Check every line of the entries that follow, and copy the ones containing "screenshot".
-- begin --
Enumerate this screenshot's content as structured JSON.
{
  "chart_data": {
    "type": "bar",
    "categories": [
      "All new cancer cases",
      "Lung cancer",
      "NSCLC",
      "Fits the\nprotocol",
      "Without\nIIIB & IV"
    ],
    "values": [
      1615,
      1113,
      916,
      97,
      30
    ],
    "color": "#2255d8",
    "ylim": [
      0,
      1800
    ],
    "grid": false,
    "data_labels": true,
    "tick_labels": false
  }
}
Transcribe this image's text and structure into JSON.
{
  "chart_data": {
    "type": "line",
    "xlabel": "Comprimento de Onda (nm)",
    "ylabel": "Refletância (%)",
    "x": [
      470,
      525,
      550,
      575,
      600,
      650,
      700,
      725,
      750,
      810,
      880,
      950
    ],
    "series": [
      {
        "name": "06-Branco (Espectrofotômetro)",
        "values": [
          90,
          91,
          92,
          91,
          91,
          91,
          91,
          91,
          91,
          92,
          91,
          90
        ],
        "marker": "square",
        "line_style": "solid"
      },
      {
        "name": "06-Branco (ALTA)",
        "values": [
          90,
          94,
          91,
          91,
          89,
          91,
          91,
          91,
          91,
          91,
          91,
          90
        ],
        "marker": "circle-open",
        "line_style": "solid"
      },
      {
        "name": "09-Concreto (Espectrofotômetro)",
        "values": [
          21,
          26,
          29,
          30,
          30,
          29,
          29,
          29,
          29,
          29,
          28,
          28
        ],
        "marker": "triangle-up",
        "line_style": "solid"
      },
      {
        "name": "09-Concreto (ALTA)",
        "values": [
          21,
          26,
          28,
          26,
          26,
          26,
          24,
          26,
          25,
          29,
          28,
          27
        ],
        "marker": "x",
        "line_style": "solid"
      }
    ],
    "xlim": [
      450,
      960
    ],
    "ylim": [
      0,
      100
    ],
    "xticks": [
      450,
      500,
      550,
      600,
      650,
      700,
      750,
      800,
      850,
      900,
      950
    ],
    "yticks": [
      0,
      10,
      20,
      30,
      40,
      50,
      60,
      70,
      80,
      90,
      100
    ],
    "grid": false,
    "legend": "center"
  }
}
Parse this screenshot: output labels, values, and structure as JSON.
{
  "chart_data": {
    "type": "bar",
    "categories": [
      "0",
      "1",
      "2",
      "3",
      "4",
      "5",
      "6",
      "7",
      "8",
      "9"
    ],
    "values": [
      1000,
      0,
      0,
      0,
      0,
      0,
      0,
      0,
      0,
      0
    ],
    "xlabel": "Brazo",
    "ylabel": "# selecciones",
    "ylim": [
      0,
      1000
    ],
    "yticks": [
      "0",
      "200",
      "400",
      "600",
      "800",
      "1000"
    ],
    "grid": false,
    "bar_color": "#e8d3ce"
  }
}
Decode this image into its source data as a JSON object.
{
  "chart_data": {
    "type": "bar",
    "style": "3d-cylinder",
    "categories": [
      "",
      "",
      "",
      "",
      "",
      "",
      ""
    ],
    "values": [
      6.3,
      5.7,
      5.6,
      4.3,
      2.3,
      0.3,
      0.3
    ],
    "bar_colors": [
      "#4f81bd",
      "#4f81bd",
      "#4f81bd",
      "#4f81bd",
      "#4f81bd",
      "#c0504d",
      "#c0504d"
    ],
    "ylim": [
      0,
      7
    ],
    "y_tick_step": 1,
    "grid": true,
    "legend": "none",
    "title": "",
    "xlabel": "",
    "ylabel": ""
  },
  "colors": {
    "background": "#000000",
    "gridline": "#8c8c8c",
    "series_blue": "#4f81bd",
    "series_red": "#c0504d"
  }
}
-- end --
● **CORRECT ANSWER**:
Enumerate this screenshot's content as structured JSON.
Parse this screenshot: output labels, values, and structure as JSON.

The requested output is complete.